(Given records)
## BEGIN

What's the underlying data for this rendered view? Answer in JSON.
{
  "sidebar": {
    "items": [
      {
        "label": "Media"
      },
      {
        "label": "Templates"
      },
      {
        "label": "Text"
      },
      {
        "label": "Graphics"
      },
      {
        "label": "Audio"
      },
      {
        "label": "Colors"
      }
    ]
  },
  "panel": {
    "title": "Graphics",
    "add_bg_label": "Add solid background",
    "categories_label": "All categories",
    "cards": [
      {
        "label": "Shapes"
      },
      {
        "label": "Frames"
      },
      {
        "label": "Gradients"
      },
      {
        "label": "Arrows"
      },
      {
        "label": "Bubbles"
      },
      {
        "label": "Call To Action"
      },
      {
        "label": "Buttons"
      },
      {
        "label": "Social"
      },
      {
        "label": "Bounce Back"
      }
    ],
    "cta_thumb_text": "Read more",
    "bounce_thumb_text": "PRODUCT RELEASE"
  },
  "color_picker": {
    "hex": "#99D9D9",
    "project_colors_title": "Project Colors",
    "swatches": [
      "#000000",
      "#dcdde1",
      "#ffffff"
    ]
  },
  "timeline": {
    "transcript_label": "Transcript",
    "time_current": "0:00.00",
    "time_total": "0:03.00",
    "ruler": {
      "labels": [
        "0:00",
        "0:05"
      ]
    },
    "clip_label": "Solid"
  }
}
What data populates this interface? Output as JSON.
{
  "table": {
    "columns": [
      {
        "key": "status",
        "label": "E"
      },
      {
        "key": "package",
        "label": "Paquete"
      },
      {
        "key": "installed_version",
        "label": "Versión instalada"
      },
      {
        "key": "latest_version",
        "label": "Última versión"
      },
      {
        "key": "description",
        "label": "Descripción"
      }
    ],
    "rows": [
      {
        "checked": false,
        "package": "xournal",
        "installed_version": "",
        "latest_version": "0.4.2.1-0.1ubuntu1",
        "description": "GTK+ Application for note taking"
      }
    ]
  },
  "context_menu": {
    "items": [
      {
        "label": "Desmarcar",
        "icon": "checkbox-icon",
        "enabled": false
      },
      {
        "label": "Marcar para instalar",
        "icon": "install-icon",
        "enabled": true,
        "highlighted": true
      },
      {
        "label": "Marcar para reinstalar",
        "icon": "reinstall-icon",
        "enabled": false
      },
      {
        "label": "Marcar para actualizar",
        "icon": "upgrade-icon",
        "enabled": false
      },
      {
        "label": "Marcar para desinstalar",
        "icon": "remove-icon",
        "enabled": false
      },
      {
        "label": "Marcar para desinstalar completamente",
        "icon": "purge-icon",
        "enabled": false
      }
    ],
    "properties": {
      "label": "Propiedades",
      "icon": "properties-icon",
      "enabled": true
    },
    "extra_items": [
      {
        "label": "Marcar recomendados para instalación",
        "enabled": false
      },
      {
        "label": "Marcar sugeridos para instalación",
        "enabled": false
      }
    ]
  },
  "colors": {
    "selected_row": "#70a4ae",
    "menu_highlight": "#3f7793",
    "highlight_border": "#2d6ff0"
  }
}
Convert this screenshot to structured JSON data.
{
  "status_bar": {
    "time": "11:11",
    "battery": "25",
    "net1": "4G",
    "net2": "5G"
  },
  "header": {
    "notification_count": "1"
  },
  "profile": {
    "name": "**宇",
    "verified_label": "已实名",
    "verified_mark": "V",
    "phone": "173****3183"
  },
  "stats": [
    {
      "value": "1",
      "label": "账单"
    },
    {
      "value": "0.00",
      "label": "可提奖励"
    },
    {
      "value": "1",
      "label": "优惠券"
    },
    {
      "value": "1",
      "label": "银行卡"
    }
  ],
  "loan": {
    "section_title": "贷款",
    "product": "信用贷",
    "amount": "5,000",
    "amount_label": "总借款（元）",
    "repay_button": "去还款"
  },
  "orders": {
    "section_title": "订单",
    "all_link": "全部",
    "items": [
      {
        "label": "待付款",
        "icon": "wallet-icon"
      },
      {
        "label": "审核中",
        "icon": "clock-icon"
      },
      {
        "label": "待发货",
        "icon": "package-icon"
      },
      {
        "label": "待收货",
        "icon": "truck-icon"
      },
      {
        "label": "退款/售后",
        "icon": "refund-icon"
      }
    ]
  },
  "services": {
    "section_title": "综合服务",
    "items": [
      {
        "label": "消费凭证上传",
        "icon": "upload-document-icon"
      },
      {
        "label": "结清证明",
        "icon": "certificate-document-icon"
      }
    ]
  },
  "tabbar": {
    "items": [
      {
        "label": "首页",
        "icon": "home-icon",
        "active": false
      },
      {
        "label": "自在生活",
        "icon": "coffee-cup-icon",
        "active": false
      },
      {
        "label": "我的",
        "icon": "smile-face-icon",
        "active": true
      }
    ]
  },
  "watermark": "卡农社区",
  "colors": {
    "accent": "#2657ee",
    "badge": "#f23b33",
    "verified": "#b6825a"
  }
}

## END

(Task goal)
Print all of the entries exactly as they appear.

(The completed task)
What's the underlying data for this rendered view? Answer in JSON.
{
  "sidebar": {
    "items": [
      {
        "label": "Media"
      },
      {
        "label": "Templates"
      },
      {
        "label": "Text"
      },
      {
        "label": "Graphics"
      },
      {
        "label": "Audio"
      },
      {
        "label": "Colors"
      }
    ]
  },
  "panel": {
    "title": "Graphics",
    "add_bg_label": "Add solid background",
    "categories_label": "All categories",
    "cards": [
      {
        "label": "Shapes"
      },
      {
        "label": "Frames"
      },
      {
        "label": "Gradients"
      },
      {
        "label": "Arrows"
      },
      {
        "label": "Bubbles"
      },
      {
        "label": "Call To Action"
      },
      {
        "label": "Buttons"
      },
      {
        "label": "Social"
      },
      {
        "label": "Bounce Back"
      }
    ],
    "cta_thumb_text": "Read more",
    "bounce_thumb_text": "PRODUCT RELEASE"
  },
  "color_picker": {
    "hex": "#99D9D9",
    "project_colors_title": "Project Colors",
    "swatches": [
      "#000000",
      "#dcdde1",
      "#ffffff"
    ]
  },
  "timeline": {
    "transcript_label": "Transcript",
    "time_current": "0:00.00",
    "time_total": "0:03.00",
    "ruler": {
      "labels": [
        "0:00",
        "0:05"
      ]
    },
    "clip_label": "Solid"
  }
}
What data populates this interface? Output as JSON.
{
  "table": {
    "columns": [
      {
        "key": "status",
        "label": "E"
      },
      {
        "key": "package",
        "label": "Paquete"
      },
      {
        "key": "installed_version",
        "label": "Versión instalada"
      },
      {
        "key": "latest_version",
        "label": "Última versión"
      },
      {
        "key": "description",
        "label": "Descripción"
      }
    ],
    "rows": [
      {
        "checked": false,
        "package": "xournal",
        "installed_version": "",
        "latest_version": "0.4.2.1-0.1ubuntu1",
        "description": "GTK+ Application for note taking"
      }
    ]
  },
  "context_menu": {
    "items": [
      {
        "label": "Desmarcar",
        "icon": "checkbox-icon",
        "enabled": false
      },
      {
        "label": "Marcar para instalar",
        "icon": "install-icon",
        "enabled": true,
        "highlighted": true
      },
      {
        "label": "Marcar para reinstalar",
        "icon": "reinstall-icon",
        "enabled": false
      },
      {
        "label": "Marcar para actualizar",
        "icon": "upgrade-icon",
        "enabled": false
      },
      {
        "label": "Marcar para desinstalar",
        "icon": "remove-icon",
        "enabled": false
      },
      {
        "label": "Marcar para desinstalar completamente",
        "icon": "purge-icon",
        "enabled": false
      }
    ],
    "properties": {
      "label": "Propiedades",
      "icon": "properties-icon",
      "enabled": true
    },
    "extra_items": [
      {
        "label": "Marcar recomendados para instalación",
        "enabled": false
      },
      {
        "label": "Marcar sugeridos para instalación",
        "enabled": false
      }
    ]
  },
  "colors": {
    "selected_row": "#70a4ae",
    "menu_highlight": "#3f7793",
    "highlight_border": "#2d6ff0"
  }
}
Convert this screenshot to structured JSON data.
{
  "status_bar": {
    "time": "11:11",
    "battery": "25",
    "net1": "4G",
    "net2": "5G"
  },
  "header": {
    "notification_count": "1"
  },
  "profile": {
    "name": "**宇",
    "verified_label": "已实名",
    "verified_mark": "V",
    "phone": "173****3183"
  },
  "stats": [
    {
      "value": "1",
      "label": "账单"
    },
    {
      "value": "0.00",
      "label": "可提奖励"
    },
    {
      "value": "1",
      "label": "优惠券"
    },
    {
      "value": "1",
      "label": "银行卡"
    }
  ],
  "loan": {
    "section_title": "贷款",
    "product": "信用贷",
    "amount": "5,000",
    "amount_label": "总借款（元）",
    "repay_button": "去还款"
  },
  "orders": {
    "section_title": "订单",
    "all_link": "全部",
    "items": [
      {
        "label": "待付款",
        "icon": "wallet-icon"
      },
      {
        "label": "审核中",
        "icon": "clock-icon"
      },
      {
        "label": "待发货",
        "icon": "package-icon"
      },
      {
        "label": "待收货",
        "icon": "truck-icon"
      },
      {
        "label": "退款/售后",
        "icon": "refund-icon"
      }
    ]
  },
  "services": {
    "section_title": "综合服务",
    "items": [
      {
        "label": "消费凭证上传",
        "icon": "upload-document-icon"
      },
      {
        "label": "结清证明",
        "icon": "certificate-document-icon"
      }
    ]
  },
  "tabbar": {
    "items": [
      {
        "label": "首页",
        "icon": "home-icon",
        "active": false
      },
      {
        "label": "自在生活",
        "icon": "coffee-cup-icon",
        "active": false
      },
      {
        "label": "我的",
        "icon": "smile-face-icon",
        "active": true
      }
    ]
  },
  "watermark": "卡农社区",
  "colors": {
    "accent": "#2657ee",
    "badge": "#f23b33",
    "verified": "#b6825a"
  }
}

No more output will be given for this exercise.